Repeat the full listing, word for word.

===== Input rows =====

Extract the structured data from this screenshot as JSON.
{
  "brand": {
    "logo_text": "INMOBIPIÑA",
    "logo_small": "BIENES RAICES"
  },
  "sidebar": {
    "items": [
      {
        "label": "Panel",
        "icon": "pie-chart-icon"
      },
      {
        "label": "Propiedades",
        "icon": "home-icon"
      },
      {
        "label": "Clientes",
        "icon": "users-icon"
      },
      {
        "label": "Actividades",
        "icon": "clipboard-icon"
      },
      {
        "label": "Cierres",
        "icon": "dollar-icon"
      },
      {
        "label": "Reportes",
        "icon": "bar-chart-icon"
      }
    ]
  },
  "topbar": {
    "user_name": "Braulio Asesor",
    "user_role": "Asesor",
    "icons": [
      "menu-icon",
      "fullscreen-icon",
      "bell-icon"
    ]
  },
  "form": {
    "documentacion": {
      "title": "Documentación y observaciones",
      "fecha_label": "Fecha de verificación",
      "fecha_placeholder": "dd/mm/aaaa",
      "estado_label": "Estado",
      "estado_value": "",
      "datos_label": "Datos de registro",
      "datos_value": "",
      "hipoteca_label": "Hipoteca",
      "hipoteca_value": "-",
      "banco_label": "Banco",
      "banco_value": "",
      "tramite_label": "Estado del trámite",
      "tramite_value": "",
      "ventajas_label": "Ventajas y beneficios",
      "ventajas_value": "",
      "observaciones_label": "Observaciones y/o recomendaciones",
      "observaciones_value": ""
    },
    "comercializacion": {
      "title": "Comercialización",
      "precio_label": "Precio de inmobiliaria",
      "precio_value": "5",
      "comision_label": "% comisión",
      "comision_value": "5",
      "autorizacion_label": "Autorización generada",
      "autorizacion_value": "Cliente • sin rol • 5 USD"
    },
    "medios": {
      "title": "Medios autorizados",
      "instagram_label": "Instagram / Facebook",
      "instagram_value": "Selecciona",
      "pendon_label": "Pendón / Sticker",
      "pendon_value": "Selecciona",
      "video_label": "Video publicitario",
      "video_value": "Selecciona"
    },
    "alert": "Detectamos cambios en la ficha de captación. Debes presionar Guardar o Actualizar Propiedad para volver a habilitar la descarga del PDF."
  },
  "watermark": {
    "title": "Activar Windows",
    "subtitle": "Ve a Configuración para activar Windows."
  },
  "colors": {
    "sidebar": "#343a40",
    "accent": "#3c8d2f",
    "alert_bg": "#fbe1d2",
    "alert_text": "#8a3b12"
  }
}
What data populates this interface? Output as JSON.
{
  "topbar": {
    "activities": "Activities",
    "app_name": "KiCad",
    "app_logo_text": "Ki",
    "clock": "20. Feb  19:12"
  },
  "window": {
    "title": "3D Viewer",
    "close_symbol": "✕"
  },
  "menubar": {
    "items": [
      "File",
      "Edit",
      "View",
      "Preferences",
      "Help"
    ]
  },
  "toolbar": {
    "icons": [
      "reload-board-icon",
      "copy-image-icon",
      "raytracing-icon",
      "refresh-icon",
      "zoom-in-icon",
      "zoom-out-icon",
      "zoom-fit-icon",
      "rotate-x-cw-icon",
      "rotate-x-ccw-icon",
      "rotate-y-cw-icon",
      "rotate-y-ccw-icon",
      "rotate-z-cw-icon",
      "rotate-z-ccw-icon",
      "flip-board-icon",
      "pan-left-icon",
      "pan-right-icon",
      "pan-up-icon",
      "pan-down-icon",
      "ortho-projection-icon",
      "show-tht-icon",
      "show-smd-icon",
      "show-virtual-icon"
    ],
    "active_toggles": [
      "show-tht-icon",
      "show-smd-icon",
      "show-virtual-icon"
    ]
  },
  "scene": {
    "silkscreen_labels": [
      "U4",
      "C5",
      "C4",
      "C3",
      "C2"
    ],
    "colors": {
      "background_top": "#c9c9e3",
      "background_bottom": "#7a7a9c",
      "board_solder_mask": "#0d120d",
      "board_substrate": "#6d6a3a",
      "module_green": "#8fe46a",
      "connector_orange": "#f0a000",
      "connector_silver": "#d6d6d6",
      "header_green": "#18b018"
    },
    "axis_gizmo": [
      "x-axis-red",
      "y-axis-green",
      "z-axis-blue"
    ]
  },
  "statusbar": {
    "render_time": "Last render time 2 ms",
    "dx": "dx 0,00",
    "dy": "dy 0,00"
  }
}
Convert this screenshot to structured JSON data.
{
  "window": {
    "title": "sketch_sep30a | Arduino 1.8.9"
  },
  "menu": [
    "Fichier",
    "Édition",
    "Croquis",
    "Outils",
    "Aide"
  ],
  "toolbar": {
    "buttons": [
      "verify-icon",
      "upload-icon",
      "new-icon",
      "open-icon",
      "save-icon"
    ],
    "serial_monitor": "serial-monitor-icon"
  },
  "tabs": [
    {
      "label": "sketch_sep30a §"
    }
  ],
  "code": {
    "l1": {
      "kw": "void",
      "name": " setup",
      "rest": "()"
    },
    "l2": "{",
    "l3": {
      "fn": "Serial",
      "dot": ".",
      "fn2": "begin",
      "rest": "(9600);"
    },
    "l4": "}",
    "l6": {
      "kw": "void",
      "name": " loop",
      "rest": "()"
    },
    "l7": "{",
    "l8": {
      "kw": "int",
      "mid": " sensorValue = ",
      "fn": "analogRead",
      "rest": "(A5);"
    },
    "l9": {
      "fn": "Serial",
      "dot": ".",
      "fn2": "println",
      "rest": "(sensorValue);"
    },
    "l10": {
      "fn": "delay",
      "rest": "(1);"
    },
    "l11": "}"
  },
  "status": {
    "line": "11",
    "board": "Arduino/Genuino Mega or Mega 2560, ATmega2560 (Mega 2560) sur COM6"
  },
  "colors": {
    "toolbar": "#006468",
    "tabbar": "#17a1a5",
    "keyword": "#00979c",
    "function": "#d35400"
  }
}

=====

# Output of the exercise:
Extract the structured data from this screenshot as JSON.
{
  "brand": {
    "logo_text": "INMOBIPIÑA",
    "logo_small": "BIENES RAICES"
  },
  "sidebar": {
    "items": [
      {
        "label": "Panel",
        "icon": "pie-chart-icon"
      },
      {
        "label": "Propiedades",
        "icon": "home-icon"
      },
      {
        "label": "Clientes",
        "icon": "users-icon"
      },
      {
        "label": "Actividades",
        "icon": "clipboard-icon"
      },
      {
        "label": "Cierres",
        "icon": "dollar-icon"
      },
      {
        "label": "Reportes",
        "icon": "bar-chart-icon"
      }
    ]
  },
  "topbar": {
    "user_name": "Braulio Asesor",
    "user_role": "Asesor",
    "icons": [
      "menu-icon",
      "fullscreen-icon",
      "bell-icon"
    ]
  },
  "form": {
    "documentacion": {
      "title": "Documentación y observaciones",
      "fecha_label": "Fecha de verificación",
      "fecha_placeholder": "dd/mm/aaaa",
      "estado_label": "Estado",
      "estado_value": "",
      "datos_label": "Datos de registro",
      "datos_value": "",
      "hipoteca_label": "Hipoteca",
      "hipoteca_value": "-",
      "banco_label": "Banco",
      "banco_value": "",
      "tramite_label": "Estado del trámite",
      "tramite_value": "",
      "ventajas_label": "Ventajas y beneficios",
      "ventajas_value": "",
      "observaciones_label": "Observaciones y/o recomendaciones",
      "observaciones_value": ""
    },
    "comercializacion": {
      "title": "Comercialización",
      "precio_label": "Precio de inmobiliaria",
      "precio_value": "5",
      "comision_label": "% comisión",
      "comision_value": "5",
      "autorizacion_label": "Autorización generada",
      "autorizacion_value": "Cliente • sin rol • 5 USD"
    },
    "medios": {
      "title": "Medios autorizados",
      "instagram_label": "Instagram / Facebook",
      "instagram_value": "Selecciona",
      "pendon_label": "Pendón / Sticker",
      "pendon_value": "Selecciona",
      "video_label": "Video publicitario",
      "video_value": "Selecciona"
    },
    "alert": "Detectamos cambios en la ficha de captación. Debes presionar Guardar o Actualizar Propiedad para volver a habilitar la descarga del PDF."
  },
  "watermark": {
    "title": "Activar Windows",
    "subtitle": "Ve a Configuración para activar Windows."
  },
  "colors": {
    "sidebar": "#343a40",
    "accent": "#3c8d2f",
    "alert_bg": "#fbe1d2",
    "alert_text": "#8a3b12"
  }
}
What data populates this interface? Output as JSON.
{
  "topbar": {
    "activities": "Activities",
    "app_name": "KiCad",
    "app_logo_text": "Ki",
    "clock": "20. Feb  19:12"
  },
  "window": {
    "title": "3D Viewer",
    "close_symbol": "✕"
  },
  "menubar": {
    "items": [
      "File",
      "Edit",
      "View",
      "Preferences",
      "Help"
    ]
  },
  "toolbar": {
    "icons": [
      "reload-board-icon",
      "copy-image-icon",
      "raytracing-icon",
      "refresh-icon",
      "zoom-in-icon",
      "zoom-out-icon",
      "zoom-fit-icon",
      "rotate-x-cw-icon",
      "rotate-x-ccw-icon",
      "rotate-y-cw-icon",
      "rotate-y-ccw-icon",
      "rotate-z-cw-icon",
      "rotate-z-ccw-icon",
      "flip-board-icon",
      "pan-left-icon",
      "pan-right-icon",
      "pan-up-icon",
      "pan-down-icon",
      "ortho-projection-icon",
      "show-tht-icon",
      "show-smd-icon",
      "show-virtual-icon"
    ],
    "active_toggles": [
      "show-tht-icon",
      "show-smd-icon",
      "show-virtual-icon"
    ]
  },
  "scene": {
    "silkscreen_labels": [
      "U4",
      "C5",
      "C4",
      "C3",
      "C2"
    ],
    "colors": {
      "background_top": "#c9c9e3",
      "background_bottom": "#7a7a9c",
      "board_solder_mask": "#0d120d",
      "board_substrate": "#6d6a3a",
      "module_green": "#8fe46a",
      "connector_orange": "#f0a000",
      "connector_silver": "#d6d6d6",
      "header_green": "#18b018"
    },
    "axis_gizmo": [
      "x-axis-red",
      "y-axis-green",
      "z-axis-blue"
    ]
  },
  "statusbar": {
    "render_time": "Last render time 2 ms",
    "dx": "dx 0,00",
    "dy": "dy 0,00"
  }
}
Convert this screenshot to structured JSON data.
{
  "window": {
    "title": "sketch_sep30a | Arduino 1.8.9"
  },
  "menu": [
    "Fichier",
    "Édition",
    "Croquis",
    "Outils",
    "Aide"
  ],
  "toolbar": {
    "buttons": [
      "verify-icon",
      "upload-icon",
      "new-icon",
      "open-icon",
      "save-icon"
    ],
    "serial_monitor": "serial-monitor-icon"
  },
  "tabs": [
    {
      "label": "sketch_sep30a §"
    }
  ],
  "code": {
    "l1": {
      "kw": "void",
      "name": " setup",
      "rest": "()"
    },
    "l2": "{",
    "l3": {
      "fn": "Serial",
      "dot": ".",
      "fn2": "begin",
      "rest": "(9600);"
    },
    "l4": "}",
    "l6": {
      "kw": "void",
      "name": " loop",
      "rest": "()"
    },
    "l7": "{",
    "l8": {
      "kw": "int",
      "mid": " sensorValue = ",
      "fn": "analogRead",
      "rest": "(A5);"
    },
    "l9": {
      "fn": "Serial",
      "dot": ".",
      "fn2": "println",
      "rest": "(sensorValue);"
    },
    "l10": {
      "fn": "delay",
      "rest": "(1);"
    },
    "l11": "}"
  },
  "status": {
    "line": "11",
    "board": "Arduino/Genuino Mega or Mega 2560, ATmega2560 (Mega 2560) sur COM6"
  },
  "colors": {
    "toolbar": "#006468",
    "tabbar": "#17a1a5",
    "keyword": "#00979c",
    "function": "#d35400"
  }
}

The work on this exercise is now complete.